[GOAL]
Go through the entries below and copy each line containing the word "project".

[DATA FOR PROCESSING]
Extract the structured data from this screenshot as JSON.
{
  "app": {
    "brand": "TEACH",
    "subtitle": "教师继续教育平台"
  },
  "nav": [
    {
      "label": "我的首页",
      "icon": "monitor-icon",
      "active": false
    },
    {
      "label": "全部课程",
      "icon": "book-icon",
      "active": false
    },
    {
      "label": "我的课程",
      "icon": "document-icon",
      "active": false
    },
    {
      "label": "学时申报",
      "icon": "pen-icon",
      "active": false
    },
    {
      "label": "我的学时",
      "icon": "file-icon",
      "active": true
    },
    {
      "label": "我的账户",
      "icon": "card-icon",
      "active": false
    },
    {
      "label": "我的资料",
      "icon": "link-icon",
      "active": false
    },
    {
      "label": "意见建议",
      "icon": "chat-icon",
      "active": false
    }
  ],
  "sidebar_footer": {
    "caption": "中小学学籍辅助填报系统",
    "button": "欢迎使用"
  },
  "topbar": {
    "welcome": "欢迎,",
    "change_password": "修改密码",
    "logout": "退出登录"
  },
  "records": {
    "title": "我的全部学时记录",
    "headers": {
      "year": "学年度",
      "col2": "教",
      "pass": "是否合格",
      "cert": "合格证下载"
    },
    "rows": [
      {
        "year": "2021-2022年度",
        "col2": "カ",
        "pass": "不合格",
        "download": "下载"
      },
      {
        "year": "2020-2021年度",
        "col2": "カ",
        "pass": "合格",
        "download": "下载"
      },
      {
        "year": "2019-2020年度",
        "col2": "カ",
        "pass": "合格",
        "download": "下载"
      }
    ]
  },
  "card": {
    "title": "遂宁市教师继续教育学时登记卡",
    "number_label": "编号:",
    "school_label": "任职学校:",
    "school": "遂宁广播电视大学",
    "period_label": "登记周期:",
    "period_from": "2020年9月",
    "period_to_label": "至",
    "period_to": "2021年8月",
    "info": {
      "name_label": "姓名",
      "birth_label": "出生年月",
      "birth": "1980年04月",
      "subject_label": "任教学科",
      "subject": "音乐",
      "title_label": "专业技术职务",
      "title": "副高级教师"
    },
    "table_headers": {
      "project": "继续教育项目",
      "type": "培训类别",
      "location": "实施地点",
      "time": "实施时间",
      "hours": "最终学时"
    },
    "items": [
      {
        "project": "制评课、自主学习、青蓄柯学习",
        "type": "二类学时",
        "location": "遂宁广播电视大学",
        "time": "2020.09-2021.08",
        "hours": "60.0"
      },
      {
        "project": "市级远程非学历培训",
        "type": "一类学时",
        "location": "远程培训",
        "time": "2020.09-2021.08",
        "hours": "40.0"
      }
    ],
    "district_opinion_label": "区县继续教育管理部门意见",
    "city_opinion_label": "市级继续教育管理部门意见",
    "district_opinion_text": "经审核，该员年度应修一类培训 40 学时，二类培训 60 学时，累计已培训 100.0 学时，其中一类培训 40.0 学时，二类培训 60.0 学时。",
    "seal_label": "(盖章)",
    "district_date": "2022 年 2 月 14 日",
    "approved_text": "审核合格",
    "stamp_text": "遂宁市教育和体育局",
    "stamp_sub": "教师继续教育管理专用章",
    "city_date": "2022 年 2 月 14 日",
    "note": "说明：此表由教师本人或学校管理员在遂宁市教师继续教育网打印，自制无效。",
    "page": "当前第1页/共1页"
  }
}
* * *
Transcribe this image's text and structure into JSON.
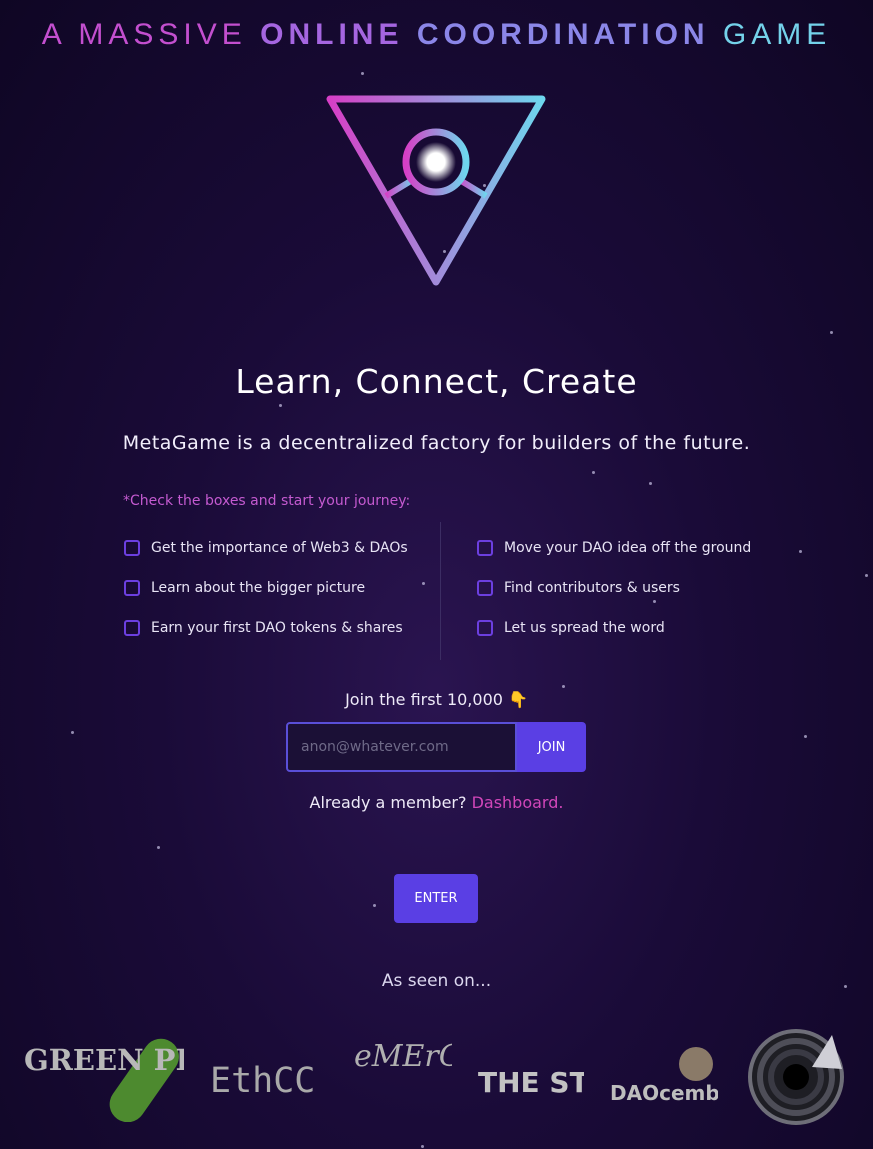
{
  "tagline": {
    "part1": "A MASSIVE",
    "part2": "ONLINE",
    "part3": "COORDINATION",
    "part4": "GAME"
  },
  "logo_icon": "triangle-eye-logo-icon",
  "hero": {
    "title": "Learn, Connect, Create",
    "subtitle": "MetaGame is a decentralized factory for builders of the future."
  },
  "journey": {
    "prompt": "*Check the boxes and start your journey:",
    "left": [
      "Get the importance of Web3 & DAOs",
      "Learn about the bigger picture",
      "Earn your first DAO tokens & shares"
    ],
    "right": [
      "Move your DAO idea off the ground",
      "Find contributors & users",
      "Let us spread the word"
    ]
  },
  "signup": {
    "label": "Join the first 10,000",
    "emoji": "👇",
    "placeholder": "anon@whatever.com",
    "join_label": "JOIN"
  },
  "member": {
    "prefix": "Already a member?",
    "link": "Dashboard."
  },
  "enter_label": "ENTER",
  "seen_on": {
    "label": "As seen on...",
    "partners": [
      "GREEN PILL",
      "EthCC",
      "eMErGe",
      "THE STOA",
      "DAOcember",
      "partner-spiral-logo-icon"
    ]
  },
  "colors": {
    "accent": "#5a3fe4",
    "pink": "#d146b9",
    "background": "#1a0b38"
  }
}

[ANSWER IN FULL]
      "project": "继续教育项目",
        "project": "制评课、自主学习、青蓄柯学习",
        "project": "市级远程非学历培训",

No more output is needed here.